## PROBLEM STATEMENT
Copy each line of the data below with the word "контроля".

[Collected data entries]
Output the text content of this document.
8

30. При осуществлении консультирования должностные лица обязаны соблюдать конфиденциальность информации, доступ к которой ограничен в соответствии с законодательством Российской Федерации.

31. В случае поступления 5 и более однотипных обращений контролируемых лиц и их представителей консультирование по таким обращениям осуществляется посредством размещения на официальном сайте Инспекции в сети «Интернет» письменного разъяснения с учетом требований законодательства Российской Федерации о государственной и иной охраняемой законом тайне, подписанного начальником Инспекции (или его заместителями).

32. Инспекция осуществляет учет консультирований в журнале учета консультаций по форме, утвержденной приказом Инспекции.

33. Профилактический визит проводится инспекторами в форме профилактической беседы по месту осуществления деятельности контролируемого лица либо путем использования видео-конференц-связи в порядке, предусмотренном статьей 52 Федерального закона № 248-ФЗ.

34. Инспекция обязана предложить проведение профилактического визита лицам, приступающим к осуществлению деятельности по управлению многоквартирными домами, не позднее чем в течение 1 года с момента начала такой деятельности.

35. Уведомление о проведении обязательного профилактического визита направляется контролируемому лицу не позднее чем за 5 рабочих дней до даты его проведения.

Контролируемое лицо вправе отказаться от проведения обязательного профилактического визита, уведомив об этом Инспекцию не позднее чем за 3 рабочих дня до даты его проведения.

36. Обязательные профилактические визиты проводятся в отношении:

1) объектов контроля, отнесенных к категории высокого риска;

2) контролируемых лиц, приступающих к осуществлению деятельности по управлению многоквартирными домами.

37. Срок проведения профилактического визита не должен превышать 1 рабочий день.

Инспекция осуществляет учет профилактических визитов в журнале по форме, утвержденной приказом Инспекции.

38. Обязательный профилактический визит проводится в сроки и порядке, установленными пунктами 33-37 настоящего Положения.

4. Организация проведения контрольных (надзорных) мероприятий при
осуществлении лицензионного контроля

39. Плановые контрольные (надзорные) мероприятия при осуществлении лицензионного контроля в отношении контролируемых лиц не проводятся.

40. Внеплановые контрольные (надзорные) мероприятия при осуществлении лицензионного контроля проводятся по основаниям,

## COMPLETED EXERCISE
1) объектов контроля, отнесенных к категории высокого риска;
осуществлении лицензионного контроля
39. Плановые контрольные (надзорные) мероприятия при осуществлении лицензионного контроля в отношении контролируемых лиц не проводятся.
40. Внеплановые контрольные (надзорные) мероприятия при осуществлении лицензионного контроля проводятся по основаниям,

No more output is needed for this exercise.